» **Short exercise**:
All of the data should be output character for character, except the pictures.

-- start of Material for this task --

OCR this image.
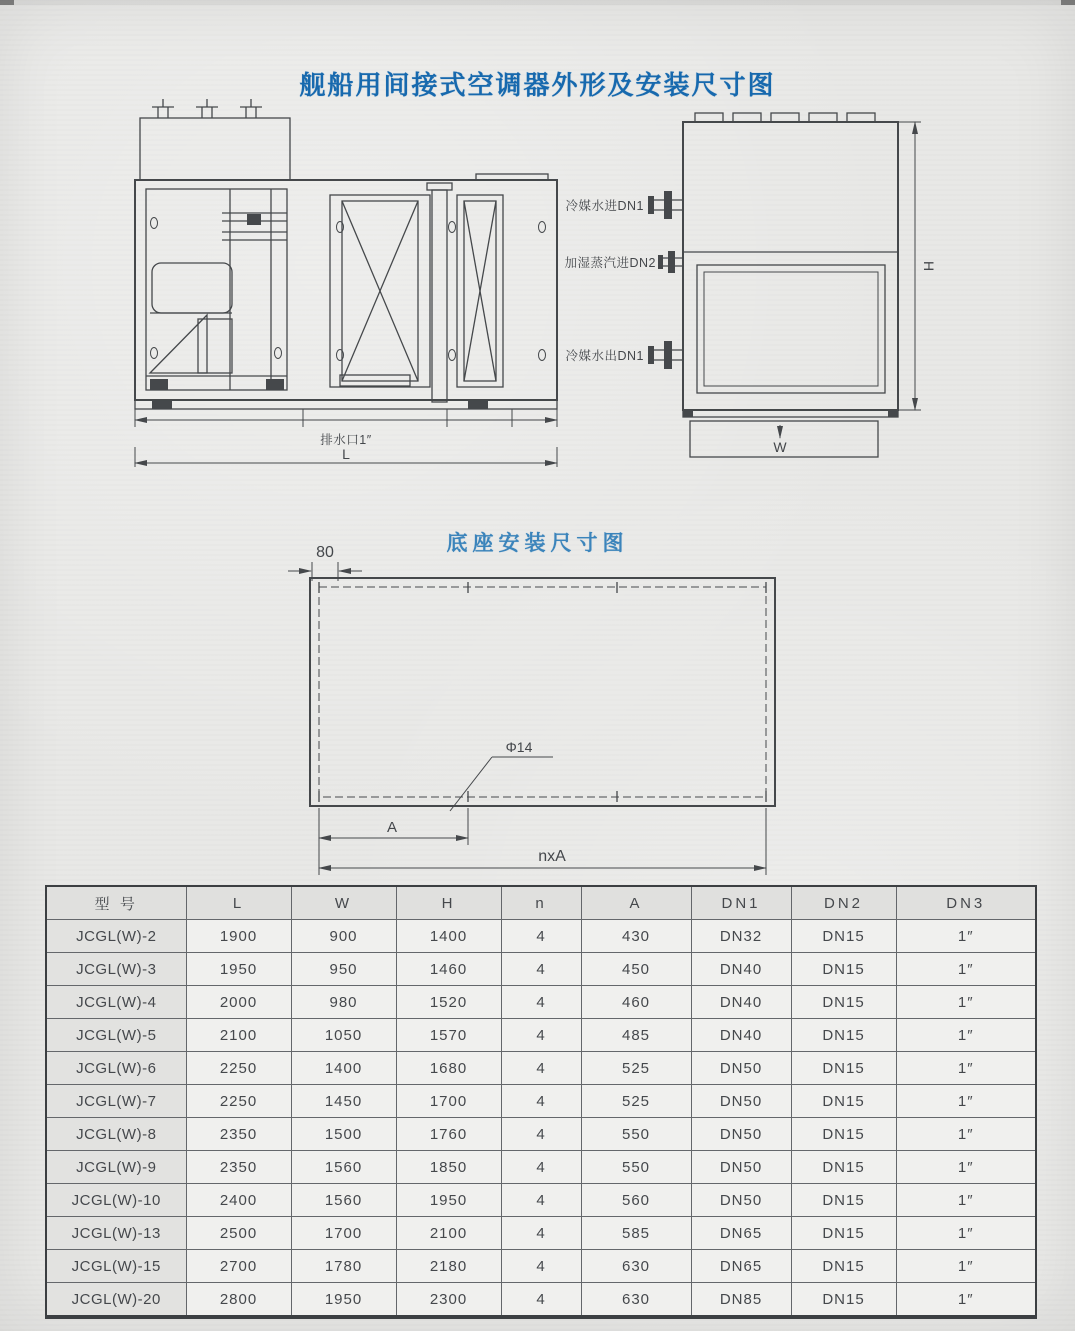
舰船用间接式空调器外形及安装尺寸图
排水口1″
L
冷媒水进DN1
加湿蒸汽进DN2
冷媒水出DN1
H
W
底座安装尺寸图
80
Φ14
A
nxA
型 号	L	W	H	n	A	DN1	DN2	DN3
JCGL(W)-2	1900	900	1400	4	430	DN32	DN15	1″
JCGL(W)-3	1950	950	1460	4	450	DN40	DN15	1″
JCGL(W)-4	2000	980	1520	4	460	DN40	DN15	1″
JCGL(W)-5	2100	1050	1570	4	485	DN40	DN15	1″
JCGL(W)-6	2250	1400	1680	4	525	DN50	DN15	1″
JCGL(W)-7	2250	1450	1700	4	525	DN50	DN15	1″
JCGL(W)-8	2350	1500	1760	4	550	DN50	DN15	1″
JCGL(W)-9	2350	1560	1850	4	550	DN50	DN15	1″
JCGL(W)-10	2400	1560	1950	4	560	DN50	DN15	1″
JCGL(W)-13	2500	1700	2100	4	585	DN65	DN15	1″
JCGL(W)-15	2700	1780	2180	4	630	DN65	DN15	1″
JCGL(W)-20	2800	1950	2300	4	630	DN85	DN15	1″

-- end of Material for this task --

» **Response for this exercise**:
OCR this image.
舰船用间接式空调器外形及安装尺寸图
排水口1″
L
冷媒水进DN1
加湿蒸汽进DN2
冷媒水出DN1
H
W
底座安装尺寸图
80
Φ14
A
nxA
型 号	L	W	H	n	A	DN1	DN2	DN3
JCGL(W)-2	1900	900	1400	4	430	DN32	DN15	1″
JCGL(W)-3	1950	950	1460	4	450	DN40	DN15	1″
JCGL(W)-4	2000	980	1520	4	460	DN40	DN15	1″
JCGL(W)-5	2100	1050	1570	4	485	DN40	DN15	1″
JCGL(W)-6	2250	1400	1680	4	525	DN50	DN15	1″
JCGL(W)-7	2250	1450	1700	4	525	DN50	DN15	1″
JCGL(W)-8	2350	1500	1760	4	550	DN50	DN15	1″
JCGL(W)-9	2350	1560	1850	4	550	DN50	DN15	1″
JCGL(W)-10	2400	1560	1950	4	560	DN50	DN15	1″
JCGL(W)-13	2500	1700	2100	4	585	DN65	DN15	1″
JCGL(W)-15	2700	1780	2180	4	630	DN65	DN15	1″
JCGL(W)-20	2800	1950	2300	4	630	DN85	DN15	1″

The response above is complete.